(Figure collection entries)
━━━━━━

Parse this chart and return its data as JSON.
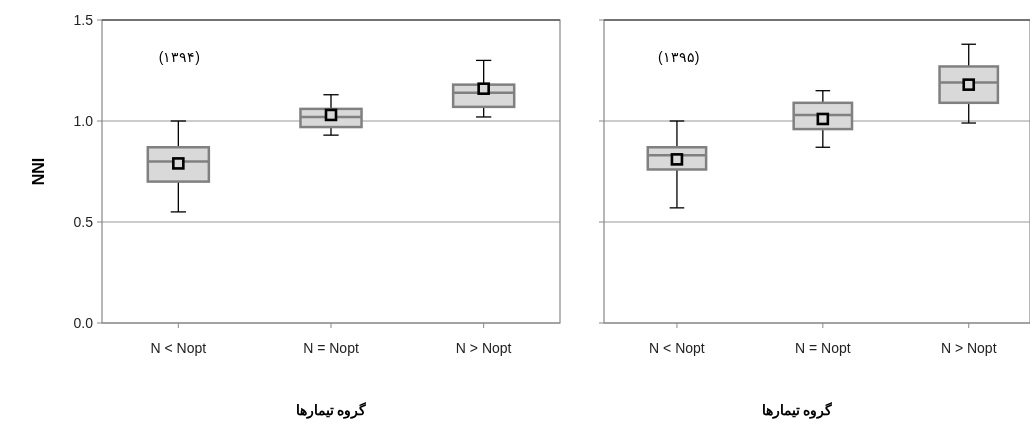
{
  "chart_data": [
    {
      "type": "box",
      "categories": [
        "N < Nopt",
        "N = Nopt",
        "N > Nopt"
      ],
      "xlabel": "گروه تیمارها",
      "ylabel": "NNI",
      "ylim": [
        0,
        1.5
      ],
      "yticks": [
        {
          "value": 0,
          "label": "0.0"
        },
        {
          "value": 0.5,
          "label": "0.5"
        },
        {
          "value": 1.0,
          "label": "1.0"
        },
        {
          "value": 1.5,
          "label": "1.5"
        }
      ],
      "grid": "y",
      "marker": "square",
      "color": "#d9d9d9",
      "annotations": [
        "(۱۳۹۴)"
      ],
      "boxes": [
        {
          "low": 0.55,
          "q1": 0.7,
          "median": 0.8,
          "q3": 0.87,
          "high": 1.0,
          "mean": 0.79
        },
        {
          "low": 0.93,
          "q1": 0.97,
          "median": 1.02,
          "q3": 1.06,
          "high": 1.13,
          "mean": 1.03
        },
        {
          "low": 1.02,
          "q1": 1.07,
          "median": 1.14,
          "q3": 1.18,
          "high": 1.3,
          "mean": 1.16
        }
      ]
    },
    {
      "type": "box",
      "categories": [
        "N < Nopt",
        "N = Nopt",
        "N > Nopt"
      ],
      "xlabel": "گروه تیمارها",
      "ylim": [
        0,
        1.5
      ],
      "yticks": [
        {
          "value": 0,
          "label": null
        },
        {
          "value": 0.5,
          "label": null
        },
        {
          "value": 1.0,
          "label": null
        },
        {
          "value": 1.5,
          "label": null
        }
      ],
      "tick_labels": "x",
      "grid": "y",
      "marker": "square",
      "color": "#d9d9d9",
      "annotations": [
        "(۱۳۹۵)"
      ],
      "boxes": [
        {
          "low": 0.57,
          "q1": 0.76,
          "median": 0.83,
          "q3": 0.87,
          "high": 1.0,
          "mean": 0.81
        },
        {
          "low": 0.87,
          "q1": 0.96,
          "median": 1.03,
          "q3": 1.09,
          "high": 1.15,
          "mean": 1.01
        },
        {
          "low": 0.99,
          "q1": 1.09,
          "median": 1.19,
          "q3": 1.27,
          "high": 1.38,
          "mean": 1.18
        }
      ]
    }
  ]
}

━━━━━━

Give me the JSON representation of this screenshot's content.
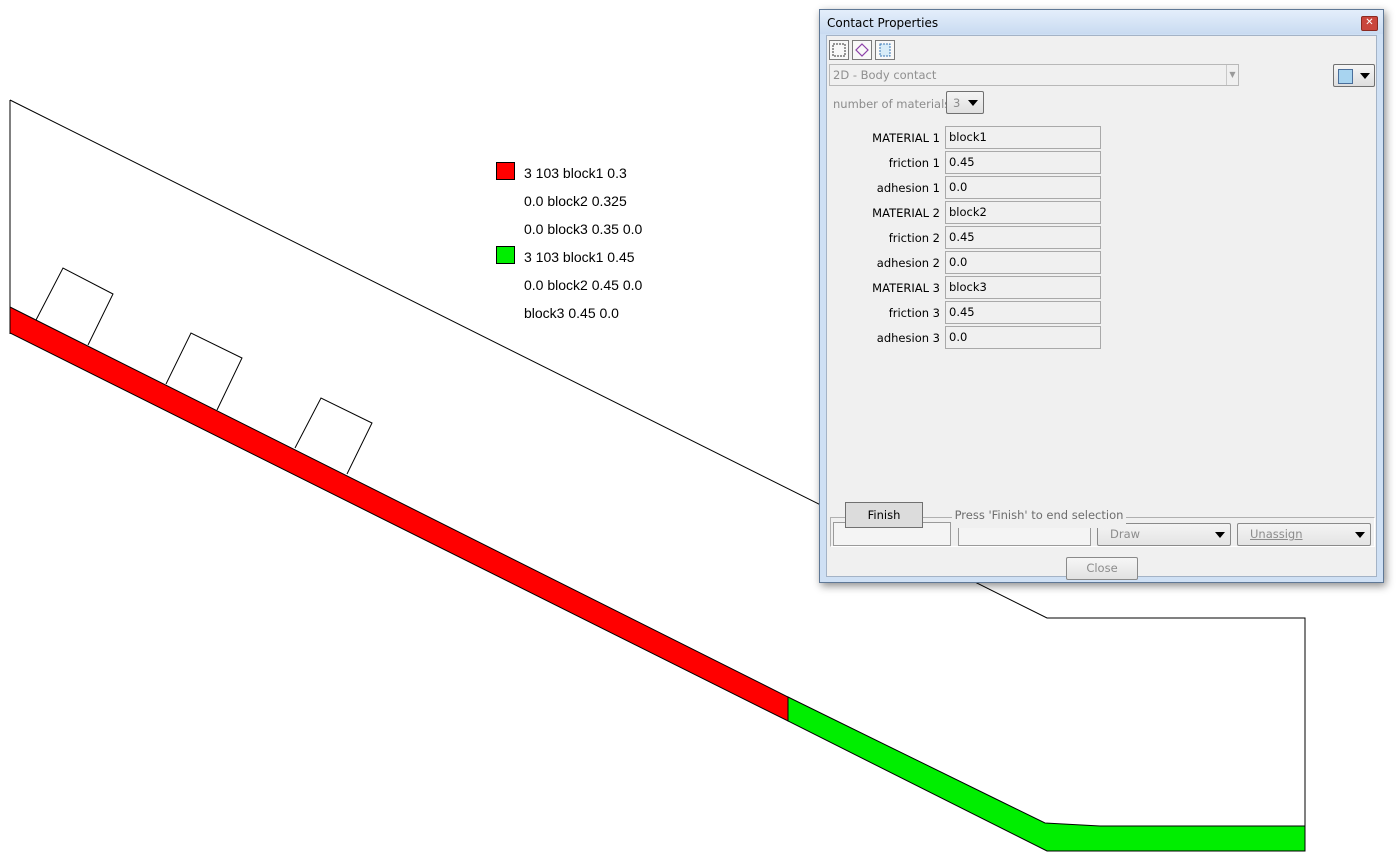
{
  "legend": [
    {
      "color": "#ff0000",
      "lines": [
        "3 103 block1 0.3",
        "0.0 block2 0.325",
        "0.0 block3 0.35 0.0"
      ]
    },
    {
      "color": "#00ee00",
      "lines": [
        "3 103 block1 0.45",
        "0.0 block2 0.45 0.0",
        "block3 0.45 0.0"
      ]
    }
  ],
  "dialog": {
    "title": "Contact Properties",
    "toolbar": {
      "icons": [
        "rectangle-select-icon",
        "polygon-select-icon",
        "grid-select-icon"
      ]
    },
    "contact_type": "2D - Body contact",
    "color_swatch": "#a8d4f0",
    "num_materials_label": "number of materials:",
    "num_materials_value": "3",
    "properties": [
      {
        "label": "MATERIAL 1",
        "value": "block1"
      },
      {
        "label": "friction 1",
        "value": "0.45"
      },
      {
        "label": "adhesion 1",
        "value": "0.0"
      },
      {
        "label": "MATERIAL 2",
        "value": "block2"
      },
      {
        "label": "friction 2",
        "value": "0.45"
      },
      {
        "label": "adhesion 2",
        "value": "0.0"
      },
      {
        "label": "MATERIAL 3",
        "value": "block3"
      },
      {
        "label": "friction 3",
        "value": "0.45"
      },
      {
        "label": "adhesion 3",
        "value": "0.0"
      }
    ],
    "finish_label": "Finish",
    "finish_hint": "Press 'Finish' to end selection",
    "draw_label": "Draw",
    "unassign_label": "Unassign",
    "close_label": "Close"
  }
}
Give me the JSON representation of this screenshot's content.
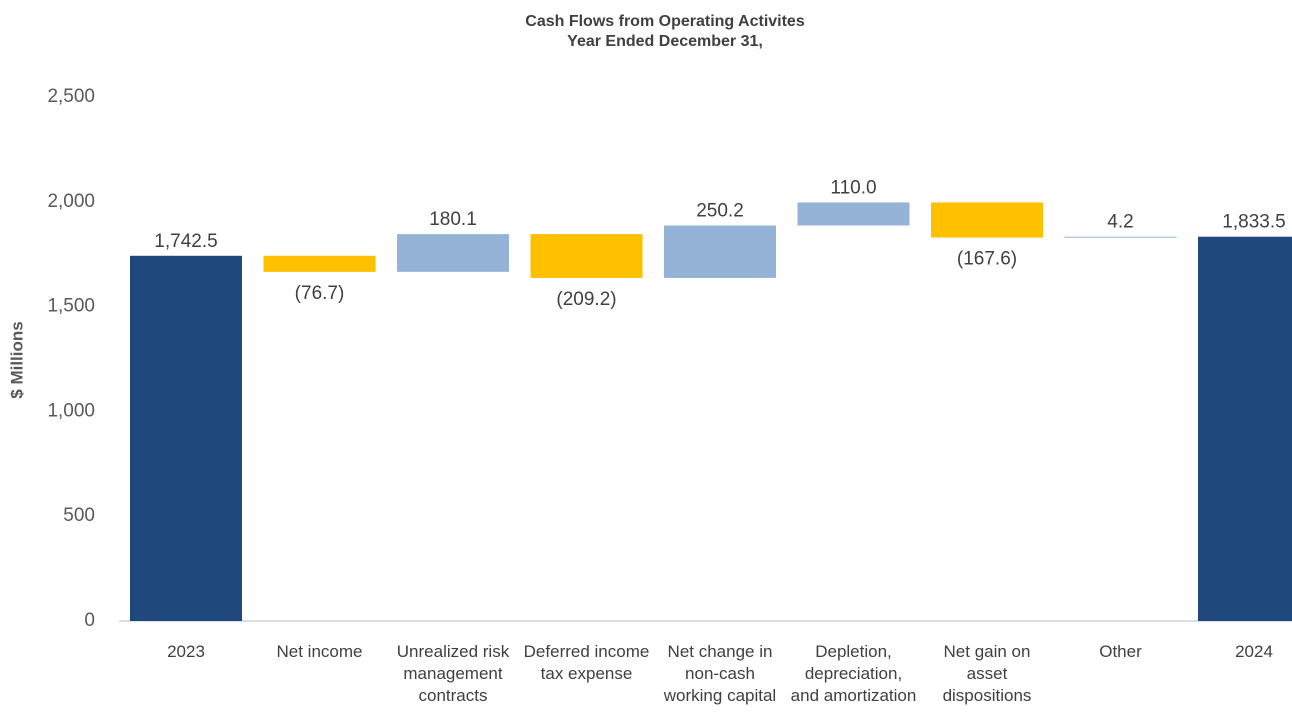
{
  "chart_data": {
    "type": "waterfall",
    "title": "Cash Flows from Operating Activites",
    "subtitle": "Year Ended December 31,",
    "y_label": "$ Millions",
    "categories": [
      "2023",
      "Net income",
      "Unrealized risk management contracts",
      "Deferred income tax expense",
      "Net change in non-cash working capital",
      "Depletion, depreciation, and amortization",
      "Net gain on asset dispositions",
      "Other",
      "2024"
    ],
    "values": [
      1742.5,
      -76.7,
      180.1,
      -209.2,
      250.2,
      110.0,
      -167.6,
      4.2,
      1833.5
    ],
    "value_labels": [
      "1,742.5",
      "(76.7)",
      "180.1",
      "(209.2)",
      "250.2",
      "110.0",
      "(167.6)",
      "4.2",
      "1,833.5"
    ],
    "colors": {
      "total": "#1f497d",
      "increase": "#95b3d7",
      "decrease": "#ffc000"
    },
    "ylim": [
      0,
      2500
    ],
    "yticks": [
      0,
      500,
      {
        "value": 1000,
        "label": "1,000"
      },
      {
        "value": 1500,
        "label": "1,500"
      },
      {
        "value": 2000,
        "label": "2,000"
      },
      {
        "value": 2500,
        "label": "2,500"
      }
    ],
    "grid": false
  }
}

━━━━━━

→ Exercise
Determine how many lines above contain "friction" as a word or string. Give the number alone.

→ Result of this task
3